PROBLEM STATEMENT
Retype every entry word for word.

TASK INPUTS
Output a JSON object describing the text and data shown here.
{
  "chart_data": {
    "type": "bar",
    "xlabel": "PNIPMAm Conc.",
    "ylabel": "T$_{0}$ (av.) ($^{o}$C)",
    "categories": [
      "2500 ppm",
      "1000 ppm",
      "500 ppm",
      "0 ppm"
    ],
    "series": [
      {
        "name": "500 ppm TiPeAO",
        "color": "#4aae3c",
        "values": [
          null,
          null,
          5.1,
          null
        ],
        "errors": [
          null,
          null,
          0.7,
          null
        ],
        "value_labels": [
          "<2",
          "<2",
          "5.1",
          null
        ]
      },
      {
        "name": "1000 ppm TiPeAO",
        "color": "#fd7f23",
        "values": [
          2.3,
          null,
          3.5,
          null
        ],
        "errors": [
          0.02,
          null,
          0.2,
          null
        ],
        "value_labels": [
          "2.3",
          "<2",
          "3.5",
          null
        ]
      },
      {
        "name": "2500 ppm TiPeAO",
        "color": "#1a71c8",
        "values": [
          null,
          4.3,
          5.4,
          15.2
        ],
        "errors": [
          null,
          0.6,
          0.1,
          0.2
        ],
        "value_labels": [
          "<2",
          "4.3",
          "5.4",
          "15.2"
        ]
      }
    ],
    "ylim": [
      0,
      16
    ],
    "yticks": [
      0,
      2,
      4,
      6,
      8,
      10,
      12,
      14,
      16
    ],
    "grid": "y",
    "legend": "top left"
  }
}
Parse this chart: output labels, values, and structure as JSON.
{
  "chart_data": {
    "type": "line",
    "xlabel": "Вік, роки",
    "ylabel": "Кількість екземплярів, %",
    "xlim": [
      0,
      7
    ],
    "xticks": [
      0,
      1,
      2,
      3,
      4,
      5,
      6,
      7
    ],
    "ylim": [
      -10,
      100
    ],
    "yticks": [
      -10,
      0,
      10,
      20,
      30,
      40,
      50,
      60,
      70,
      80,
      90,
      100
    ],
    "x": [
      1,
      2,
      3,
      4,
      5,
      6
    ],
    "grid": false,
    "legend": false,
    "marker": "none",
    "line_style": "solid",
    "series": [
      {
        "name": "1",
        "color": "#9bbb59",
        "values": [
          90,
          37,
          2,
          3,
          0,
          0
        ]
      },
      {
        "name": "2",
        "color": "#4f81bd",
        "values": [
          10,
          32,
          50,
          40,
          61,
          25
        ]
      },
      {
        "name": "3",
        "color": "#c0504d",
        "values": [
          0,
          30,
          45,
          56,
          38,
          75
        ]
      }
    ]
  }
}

SOLUTION BELOW
Output a JSON object describing the text and data shown here.
{
  "chart_data": {
    "type": "bar",
    "xlabel": "PNIPMAm Conc.",
    "ylabel": "T$_{0}$ (av.) ($^{o}$C)",
    "categories": [
      "2500 ppm",
      "1000 ppm",
      "500 ppm",
      "0 ppm"
    ],
    "series": [
      {
        "name": "500 ppm TiPeAO",
        "color": "#4aae3c",
        "values": [
          null,
          null,
          5.1,
          null
        ],
        "errors": [
          null,
          null,
          0.7,
          null
        ],
        "value_labels": [
          "<2",
          "<2",
          "5.1",
          null
        ]
      },
      {
        "name": "1000 ppm TiPeAO",
        "color": "#fd7f23",
        "values": [
          2.3,
          null,
          3.5,
          null
        ],
        "errors": [
          0.02,
          null,
          0.2,
          null
        ],
        "value_labels": [
          "2.3",
          "<2",
          "3.5",
          null
        ]
      },
      {
        "name": "2500 ppm TiPeAO",
        "color": "#1a71c8",
        "values": [
          null,
          4.3,
          5.4,
          15.2
        ],
        "errors": [
          null,
          0.6,
          0.1,
          0.2
        ],
        "value_labels": [
          "<2",
          "4.3",
          "5.4",
          "15.2"
        ]
      }
    ],
    "ylim": [
      0,
      16
    ],
    "yticks": [
      0,
      2,
      4,
      6,
      8,
      10,
      12,
      14,
      16
    ],
    "grid": "y",
    "legend": "top left"
  }
}
Parse this chart: output labels, values, and structure as JSON.
{
  "chart_data": {
    "type": "line",
    "xlabel": "Вік, роки",
    "ylabel": "Кількість екземплярів, %",
    "xlim": [
      0,
      7
    ],
    "xticks": [
      0,
      1,
      2,
      3,
      4,
      5,
      6,
      7
    ],
    "ylim": [
      -10,
      100
    ],
    "yticks": [
      -10,
      0,
      10,
      20,
      30,
      40,
      50,
      60,
      70,
      80,
      90,
      100
    ],
    "x": [
      1,
      2,
      3,
      4,
      5,
      6
    ],
    "grid": false,
    "legend": false,
    "marker": "none",
    "line_style": "solid",
    "series": [
      {
        "name": "1",
        "color": "#9bbb59",
        "values": [
          90,
          37,
          2,
          3,
          0,
          0
        ]
      },
      {
        "name": "2",
        "color": "#4f81bd",
        "values": [
          10,
          32,
          50,
          40,
          61,
          25
        ]
      },
      {
        "name": "3",
        "color": "#c0504d",
        "values": [
          0,
          30,
          45,
          56,
          38,
          75
        ]
      }
    ]
  }
}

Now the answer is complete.